BEGIN Data listing

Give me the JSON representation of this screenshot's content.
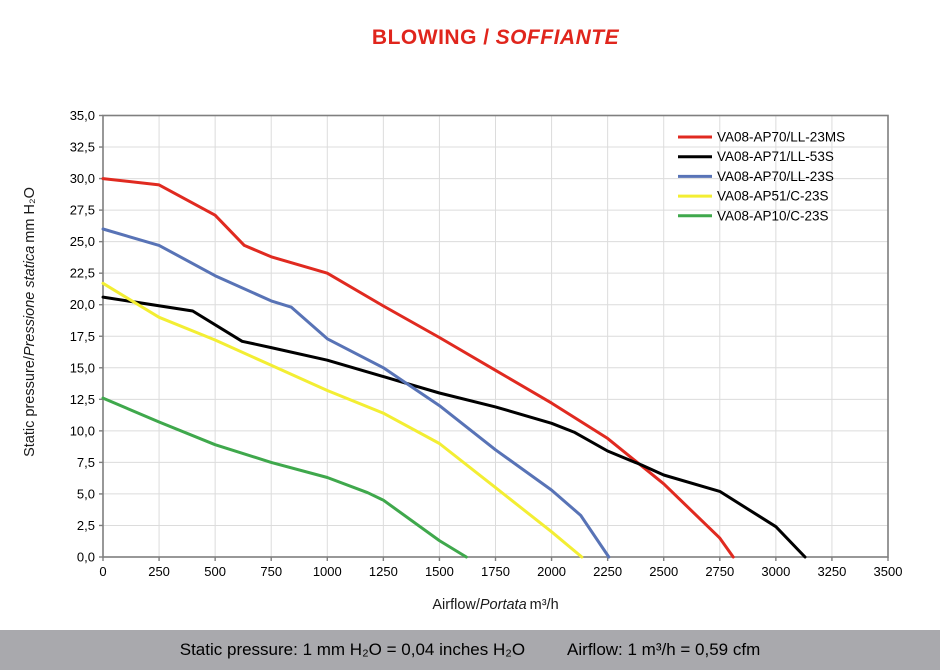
{
  "title": {
    "main": "BLOWING /",
    "italic": "SOFFIANTE",
    "color": "#e0251c"
  },
  "axes": {
    "y_title": {
      "normal": "Static pressure/",
      "italic": "Pressione statica",
      "unit": "mm  H₂O"
    },
    "x_title": {
      "normal": "Airflow/",
      "italic": "Portata",
      "unit": "m³/h"
    }
  },
  "footer": {
    "left": "Static pressure: 1 mm H₂O = 0,04 inches H₂O",
    "right": "Airflow: 1 m³/h = 0,59 cfm",
    "background": "#a9a9ad"
  },
  "colors": {
    "grid": "#dcdcdc",
    "axis_border": "#7f7f7f",
    "title_red": "#e0251c"
  },
  "chart_data": {
    "type": "line",
    "title": "BLOWING / SOFFIANTE",
    "xlabel": "Airflow/Portata m³/h",
    "ylabel": "Static pressure/Pressione statica mm H₂O",
    "xlim": [
      0,
      3500
    ],
    "ylim": [
      0,
      35
    ],
    "grid": true,
    "legend_position": "inside top-right",
    "x_ticks": [
      0,
      250,
      500,
      750,
      1000,
      1250,
      1500,
      1750,
      2000,
      2250,
      2500,
      2750,
      3000,
      3250,
      3500
    ],
    "x_tick_labels": [
      "0",
      "250",
      "500",
      "750",
      "1000",
      "1250",
      "1500",
      "1750",
      "2000",
      "2250",
      "2500",
      "2750",
      "3000",
      "3250",
      "3500"
    ],
    "y_ticks": [
      0,
      2.5,
      5,
      7.5,
      10,
      12.5,
      15,
      17.5,
      20,
      22.5,
      25,
      27.5,
      30,
      32.5,
      35
    ],
    "y_tick_labels": [
      "0,0",
      "2,5",
      "5,0",
      "7,5",
      "10,0",
      "12,5",
      "15,0",
      "17,5",
      "20,0",
      "22,5",
      "25,0",
      "27,5",
      "30,0",
      "32,5",
      "35,0"
    ],
    "series": [
      {
        "name": "VA08-AP70/LL-23MS",
        "color": "#e02a20",
        "points": [
          [
            0,
            30.0
          ],
          [
            250,
            29.5
          ],
          [
            500,
            27.1
          ],
          [
            630,
            24.7
          ],
          [
            750,
            23.8
          ],
          [
            1000,
            22.5
          ],
          [
            1250,
            19.9
          ],
          [
            1500,
            17.4
          ],
          [
            1750,
            14.8
          ],
          [
            2000,
            12.2
          ],
          [
            2250,
            9.4
          ],
          [
            2500,
            5.8
          ],
          [
            2750,
            1.5
          ],
          [
            2810,
            0
          ]
        ]
      },
      {
        "name": "VA08-AP71/LL-53S",
        "color": "#000000",
        "points": [
          [
            0,
            20.6
          ],
          [
            400,
            19.5
          ],
          [
            620,
            17.1
          ],
          [
            750,
            16.6
          ],
          [
            1000,
            15.6
          ],
          [
            1250,
            14.3
          ],
          [
            1500,
            13.0
          ],
          [
            1750,
            11.9
          ],
          [
            2000,
            10.6
          ],
          [
            2100,
            9.9
          ],
          [
            2250,
            8.4
          ],
          [
            2400,
            7.3
          ],
          [
            2500,
            6.5
          ],
          [
            2750,
            5.2
          ],
          [
            3000,
            2.4
          ],
          [
            3130,
            0
          ]
        ]
      },
      {
        "name": "VA08-AP70/LL-23S",
        "color": "#5873b6",
        "points": [
          [
            0,
            26.0
          ],
          [
            250,
            24.7
          ],
          [
            500,
            22.3
          ],
          [
            750,
            20.3
          ],
          [
            840,
            19.8
          ],
          [
            1000,
            17.3
          ],
          [
            1250,
            15.0
          ],
          [
            1500,
            12.0
          ],
          [
            1750,
            8.5
          ],
          [
            2000,
            5.3
          ],
          [
            2130,
            3.3
          ],
          [
            2255,
            0
          ]
        ]
      },
      {
        "name": "VA08-AP51/C-23S",
        "color": "#f3ee33",
        "points": [
          [
            0,
            21.7
          ],
          [
            250,
            19.0
          ],
          [
            500,
            17.2
          ],
          [
            750,
            15.2
          ],
          [
            1000,
            13.2
          ],
          [
            1250,
            11.4
          ],
          [
            1500,
            9.0
          ],
          [
            1750,
            5.5
          ],
          [
            2000,
            2.0
          ],
          [
            2135,
            0
          ]
        ]
      },
      {
        "name": "VA08-AP10/C-23S",
        "color": "#3fa84c",
        "points": [
          [
            0,
            12.6
          ],
          [
            250,
            10.7
          ],
          [
            500,
            8.9
          ],
          [
            750,
            7.5
          ],
          [
            1000,
            6.3
          ],
          [
            1180,
            5.1
          ],
          [
            1250,
            4.5
          ],
          [
            1500,
            1.3
          ],
          [
            1620,
            0
          ]
        ]
      }
    ]
  }
}
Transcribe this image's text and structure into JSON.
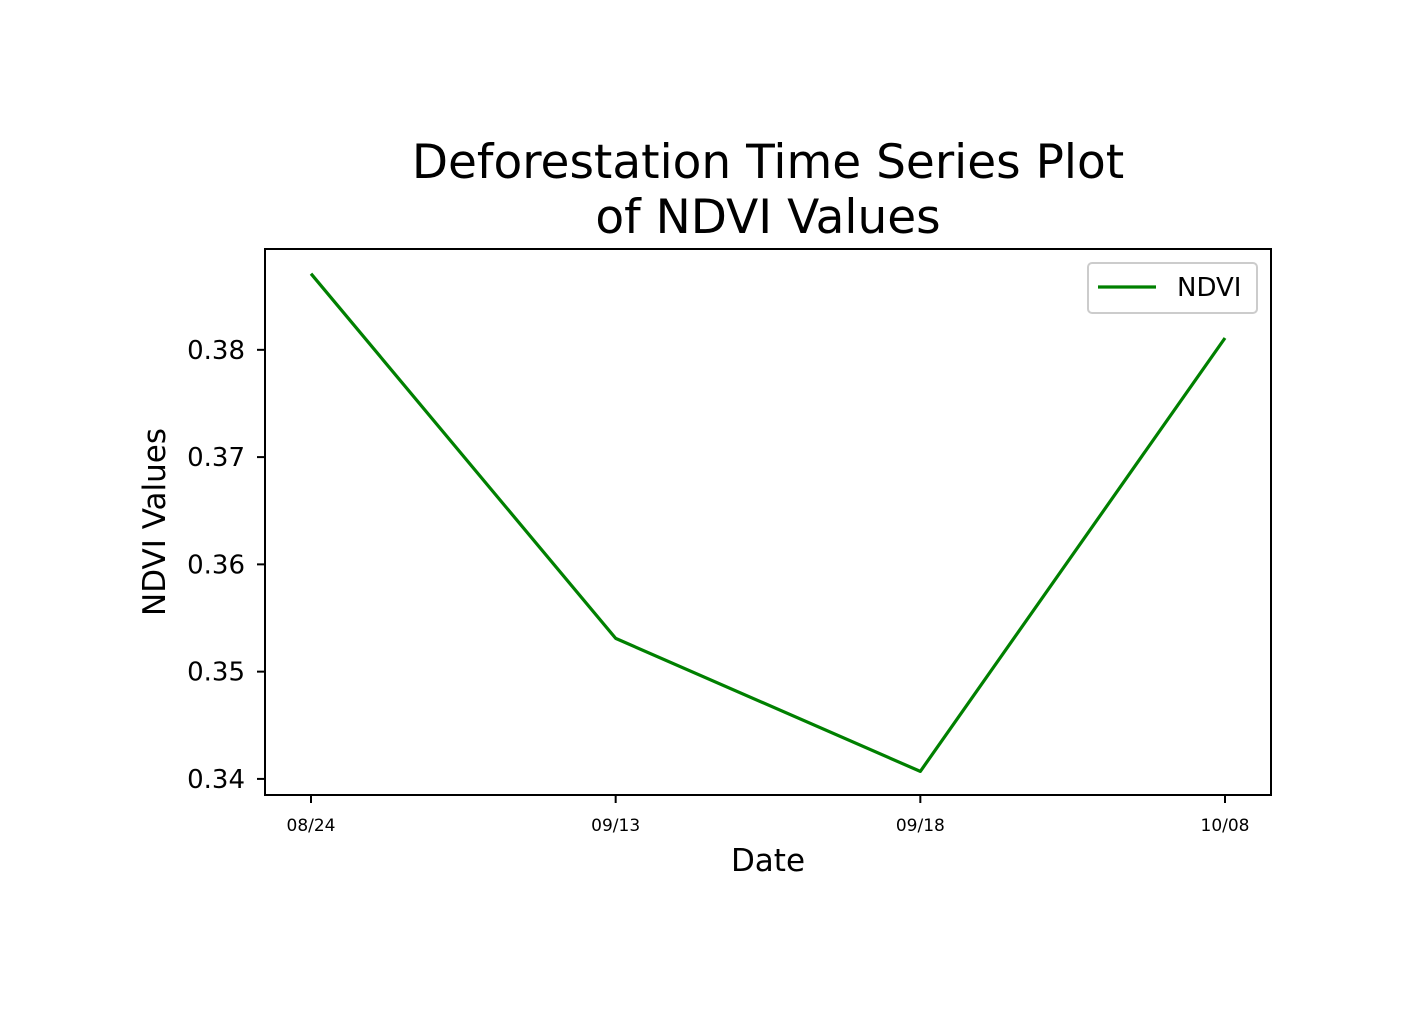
{
  "chart_data": {
    "type": "line",
    "title_lines": [
      "Deforestation Time Series Plot",
      "of NDVI Values"
    ],
    "xlabel": "Date",
    "ylabel": "NDVI Values",
    "x": [
      "08/24",
      "09/13",
      "09/18",
      "10/08"
    ],
    "series": [
      {
        "name": "NDVI",
        "color": "#008000",
        "values": [
          0.3871,
          0.3531,
          0.3407,
          0.3811
        ]
      }
    ],
    "yticks": [
      "0.34",
      "0.35",
      "0.36",
      "0.37",
      "0.38"
    ],
    "ylim": [
      0.3385,
      0.3894
    ],
    "grid": false,
    "legend_position": "top-right"
  }
}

END Data listing

# Aim of the exercise
Pick out the lines that have the word "Portata". Copy them all.

# Task output
      "italic": "Portata",
    "xlabel": "Airflow/Portata m³/h",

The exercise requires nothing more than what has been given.